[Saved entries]
'''

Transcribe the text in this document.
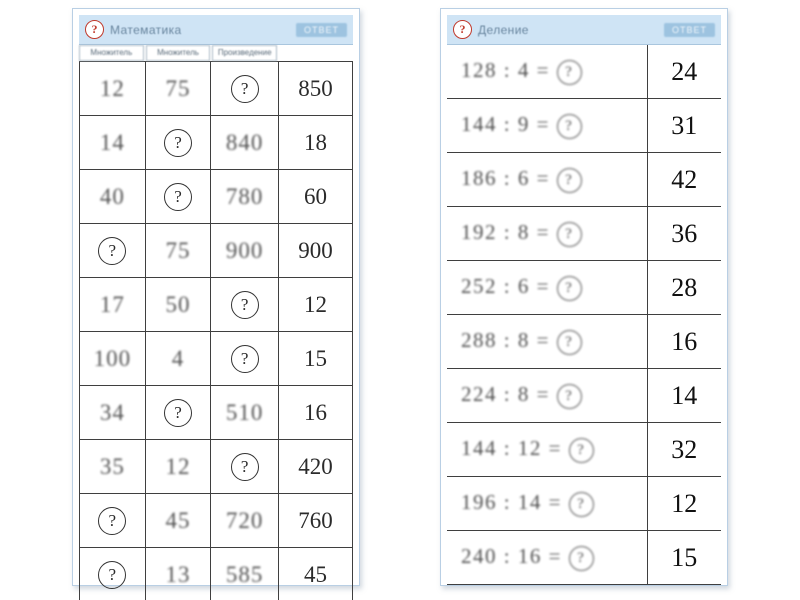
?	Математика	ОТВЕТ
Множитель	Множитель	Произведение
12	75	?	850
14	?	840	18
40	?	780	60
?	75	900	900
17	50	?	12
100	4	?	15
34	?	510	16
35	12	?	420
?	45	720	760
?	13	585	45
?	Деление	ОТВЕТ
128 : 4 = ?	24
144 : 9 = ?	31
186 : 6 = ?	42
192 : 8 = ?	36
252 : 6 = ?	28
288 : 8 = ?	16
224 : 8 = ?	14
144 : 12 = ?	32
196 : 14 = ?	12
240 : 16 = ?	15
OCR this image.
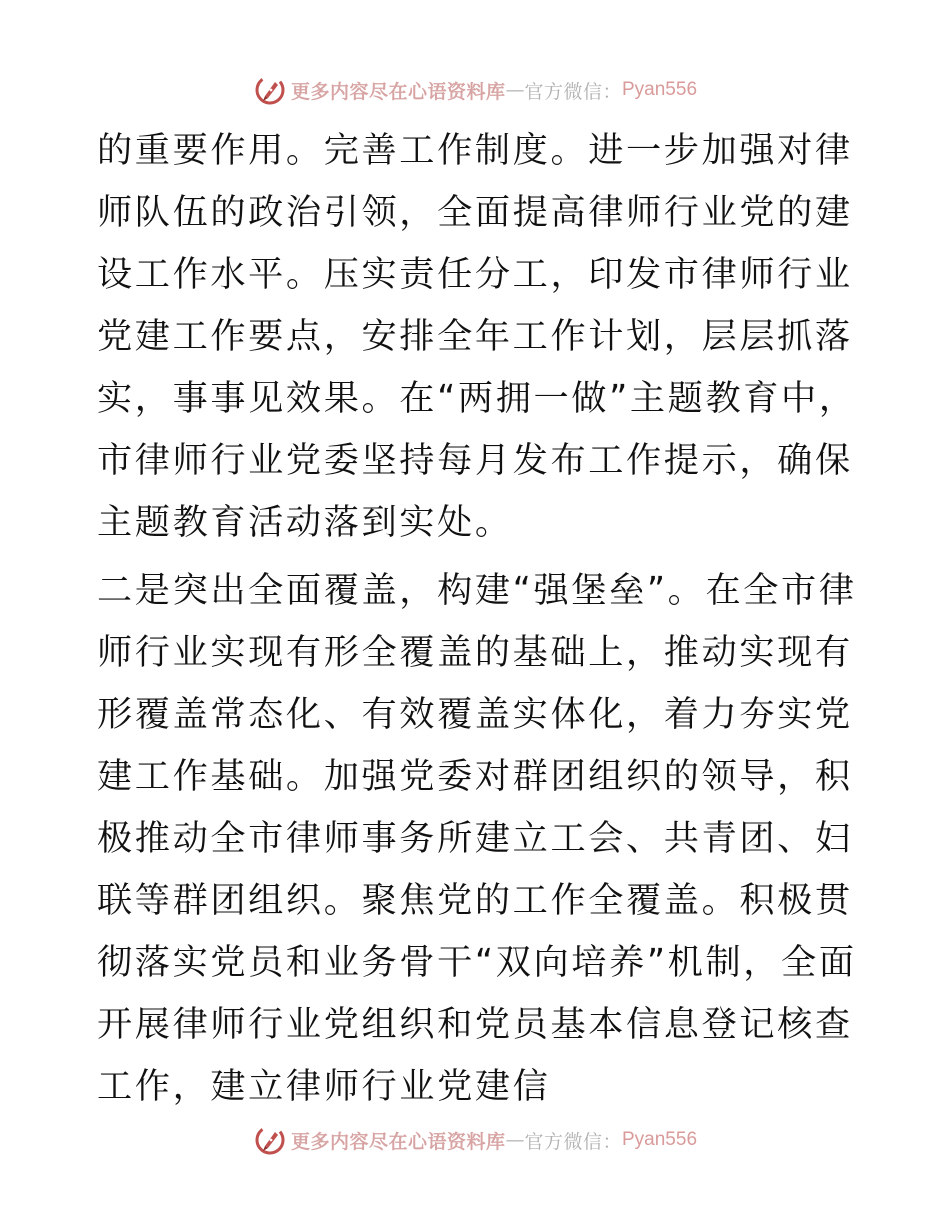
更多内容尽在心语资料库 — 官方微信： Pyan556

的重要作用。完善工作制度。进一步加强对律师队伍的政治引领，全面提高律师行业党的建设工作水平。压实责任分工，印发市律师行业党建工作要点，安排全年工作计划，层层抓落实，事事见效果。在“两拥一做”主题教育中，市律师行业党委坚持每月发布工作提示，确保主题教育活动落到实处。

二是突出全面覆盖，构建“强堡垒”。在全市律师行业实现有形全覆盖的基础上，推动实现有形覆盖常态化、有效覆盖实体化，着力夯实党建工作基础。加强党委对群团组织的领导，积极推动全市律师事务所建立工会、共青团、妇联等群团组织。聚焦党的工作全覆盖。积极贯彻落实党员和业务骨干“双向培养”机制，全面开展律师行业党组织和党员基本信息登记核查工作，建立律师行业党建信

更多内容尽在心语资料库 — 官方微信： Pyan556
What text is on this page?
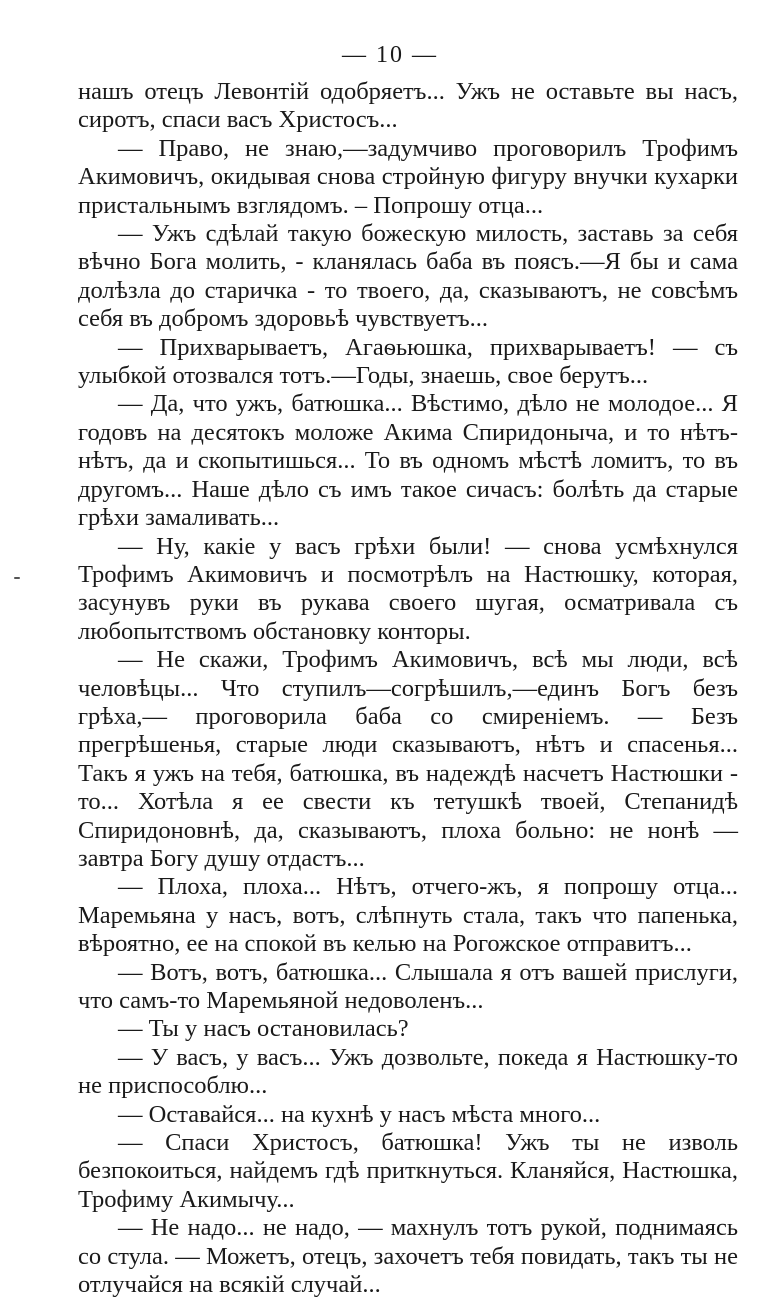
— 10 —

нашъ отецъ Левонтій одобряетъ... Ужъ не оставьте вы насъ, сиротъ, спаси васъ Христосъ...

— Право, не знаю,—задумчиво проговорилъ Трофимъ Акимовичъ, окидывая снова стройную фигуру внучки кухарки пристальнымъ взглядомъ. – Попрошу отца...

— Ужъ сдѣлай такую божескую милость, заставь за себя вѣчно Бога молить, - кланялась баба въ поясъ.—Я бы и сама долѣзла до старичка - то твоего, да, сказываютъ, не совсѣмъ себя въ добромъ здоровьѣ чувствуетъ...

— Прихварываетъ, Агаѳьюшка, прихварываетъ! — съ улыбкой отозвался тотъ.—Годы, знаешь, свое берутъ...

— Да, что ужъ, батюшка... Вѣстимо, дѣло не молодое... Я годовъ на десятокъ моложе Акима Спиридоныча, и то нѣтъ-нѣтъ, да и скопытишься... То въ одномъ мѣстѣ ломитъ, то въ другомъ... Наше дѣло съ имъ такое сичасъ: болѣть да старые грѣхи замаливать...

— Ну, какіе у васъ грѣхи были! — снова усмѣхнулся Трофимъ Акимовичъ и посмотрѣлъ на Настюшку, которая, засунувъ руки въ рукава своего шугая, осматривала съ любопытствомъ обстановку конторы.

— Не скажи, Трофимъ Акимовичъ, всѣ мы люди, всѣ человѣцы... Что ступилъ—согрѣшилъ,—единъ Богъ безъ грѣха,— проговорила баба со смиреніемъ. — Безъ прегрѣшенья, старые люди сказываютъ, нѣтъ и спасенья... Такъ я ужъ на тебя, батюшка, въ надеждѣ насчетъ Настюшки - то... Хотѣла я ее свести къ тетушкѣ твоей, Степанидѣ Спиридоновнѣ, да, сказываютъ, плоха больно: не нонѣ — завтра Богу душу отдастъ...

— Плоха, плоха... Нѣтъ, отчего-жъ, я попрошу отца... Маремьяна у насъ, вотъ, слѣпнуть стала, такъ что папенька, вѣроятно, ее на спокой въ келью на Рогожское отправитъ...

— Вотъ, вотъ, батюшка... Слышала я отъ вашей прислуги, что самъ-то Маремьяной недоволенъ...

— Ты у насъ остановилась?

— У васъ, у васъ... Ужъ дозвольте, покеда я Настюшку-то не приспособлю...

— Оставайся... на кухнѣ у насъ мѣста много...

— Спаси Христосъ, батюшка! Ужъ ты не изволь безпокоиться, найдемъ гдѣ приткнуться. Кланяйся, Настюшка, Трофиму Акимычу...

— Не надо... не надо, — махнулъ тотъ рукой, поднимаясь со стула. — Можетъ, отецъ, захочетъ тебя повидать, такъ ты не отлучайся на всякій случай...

'''
'''

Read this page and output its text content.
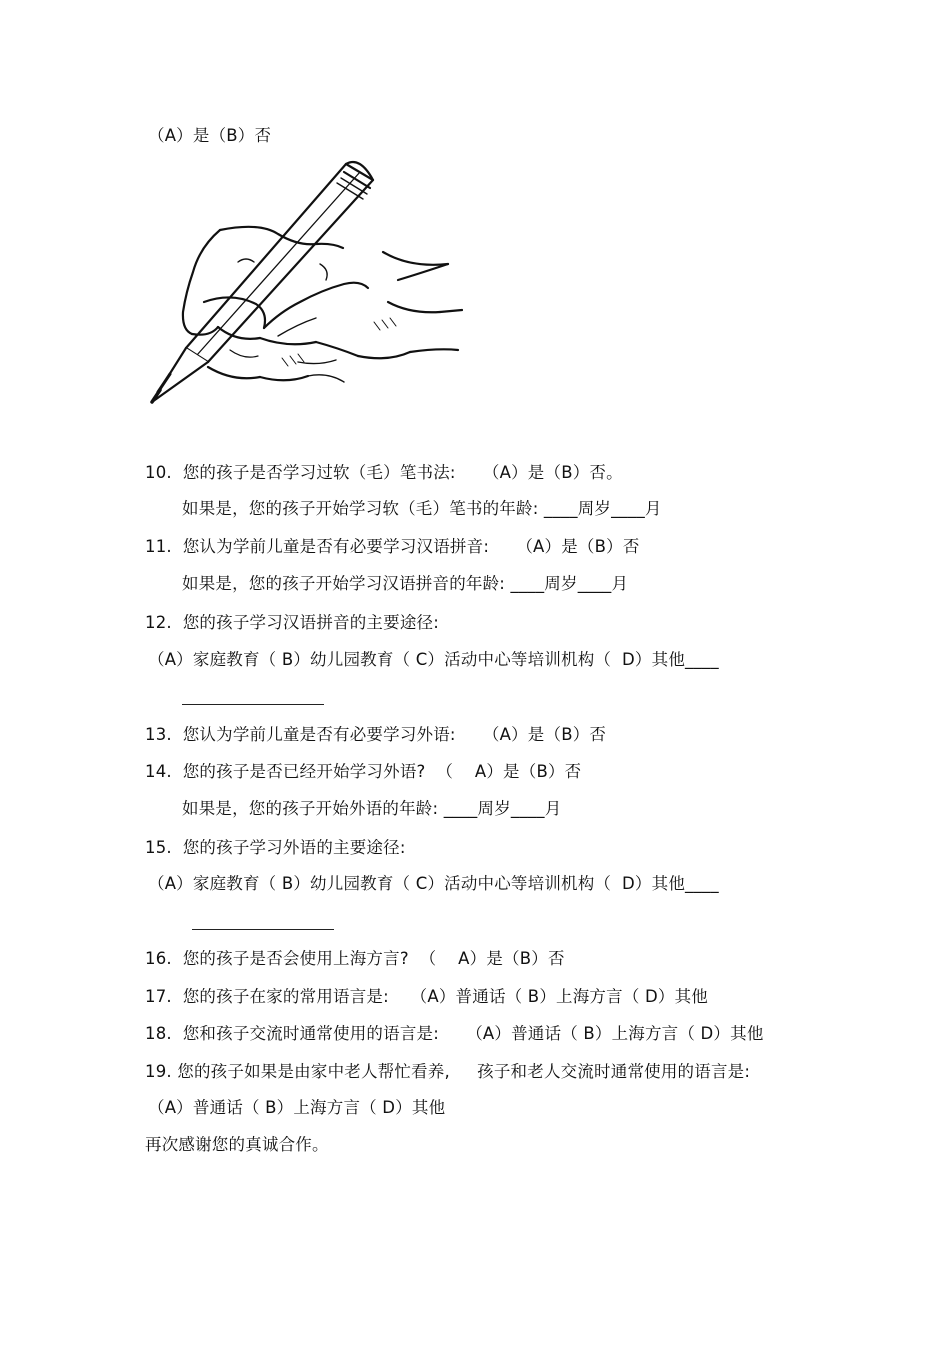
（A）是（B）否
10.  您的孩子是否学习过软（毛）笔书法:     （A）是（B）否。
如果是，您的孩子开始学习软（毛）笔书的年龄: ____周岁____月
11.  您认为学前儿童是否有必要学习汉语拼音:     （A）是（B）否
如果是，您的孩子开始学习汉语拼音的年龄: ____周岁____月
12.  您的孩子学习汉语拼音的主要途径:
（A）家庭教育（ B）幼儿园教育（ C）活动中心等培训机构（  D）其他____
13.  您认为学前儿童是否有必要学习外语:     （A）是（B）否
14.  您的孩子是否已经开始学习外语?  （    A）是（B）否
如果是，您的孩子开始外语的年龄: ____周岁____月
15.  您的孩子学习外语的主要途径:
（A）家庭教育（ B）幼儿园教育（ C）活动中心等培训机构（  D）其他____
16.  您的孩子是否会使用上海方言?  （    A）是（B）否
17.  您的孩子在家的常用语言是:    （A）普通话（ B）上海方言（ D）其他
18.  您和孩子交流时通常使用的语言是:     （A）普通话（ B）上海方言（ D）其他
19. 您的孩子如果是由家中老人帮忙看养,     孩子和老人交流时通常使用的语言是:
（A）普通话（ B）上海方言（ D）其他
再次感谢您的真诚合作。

'''
'''

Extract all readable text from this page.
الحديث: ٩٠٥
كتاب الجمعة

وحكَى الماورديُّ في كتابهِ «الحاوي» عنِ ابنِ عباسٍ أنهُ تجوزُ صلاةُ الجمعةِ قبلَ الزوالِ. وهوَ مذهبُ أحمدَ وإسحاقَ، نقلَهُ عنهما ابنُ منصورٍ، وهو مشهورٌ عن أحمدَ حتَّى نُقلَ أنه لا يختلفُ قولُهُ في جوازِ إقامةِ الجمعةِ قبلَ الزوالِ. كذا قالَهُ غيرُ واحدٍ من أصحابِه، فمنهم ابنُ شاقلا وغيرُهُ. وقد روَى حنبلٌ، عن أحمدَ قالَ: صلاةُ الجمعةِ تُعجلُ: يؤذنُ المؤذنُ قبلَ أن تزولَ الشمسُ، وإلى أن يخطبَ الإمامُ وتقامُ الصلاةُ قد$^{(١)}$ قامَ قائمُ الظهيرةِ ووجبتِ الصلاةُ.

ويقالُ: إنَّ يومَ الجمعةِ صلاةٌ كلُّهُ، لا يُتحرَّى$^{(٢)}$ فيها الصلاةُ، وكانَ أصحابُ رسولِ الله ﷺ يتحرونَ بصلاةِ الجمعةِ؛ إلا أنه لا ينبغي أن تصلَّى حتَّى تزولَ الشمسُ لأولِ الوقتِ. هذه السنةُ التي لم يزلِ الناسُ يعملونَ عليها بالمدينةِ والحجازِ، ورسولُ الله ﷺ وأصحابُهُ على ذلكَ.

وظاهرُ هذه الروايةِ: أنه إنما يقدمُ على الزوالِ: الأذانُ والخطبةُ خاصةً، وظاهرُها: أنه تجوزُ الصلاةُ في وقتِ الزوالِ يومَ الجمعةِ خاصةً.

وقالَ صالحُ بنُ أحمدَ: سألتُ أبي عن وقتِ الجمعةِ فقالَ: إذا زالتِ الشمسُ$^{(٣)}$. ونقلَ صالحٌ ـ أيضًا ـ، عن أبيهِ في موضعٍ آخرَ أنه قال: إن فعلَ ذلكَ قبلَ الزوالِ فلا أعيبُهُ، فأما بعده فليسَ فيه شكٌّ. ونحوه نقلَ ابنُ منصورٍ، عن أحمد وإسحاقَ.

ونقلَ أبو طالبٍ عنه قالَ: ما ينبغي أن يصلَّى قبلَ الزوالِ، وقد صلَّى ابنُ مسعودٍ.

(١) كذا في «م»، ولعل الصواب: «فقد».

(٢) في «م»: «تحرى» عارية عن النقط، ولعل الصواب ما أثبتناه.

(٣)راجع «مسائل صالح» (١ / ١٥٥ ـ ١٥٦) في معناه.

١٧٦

'''

## EXERCISE
Pick out each line containing the string "الصواب" and copy it.

## THE COMPLETED TASK
(١) كذا في «م»، ولعل الصواب: «فقد».
(٢) في «م»: «تحرى» عارية عن النقط، ولعل الصواب ما أثبتناه.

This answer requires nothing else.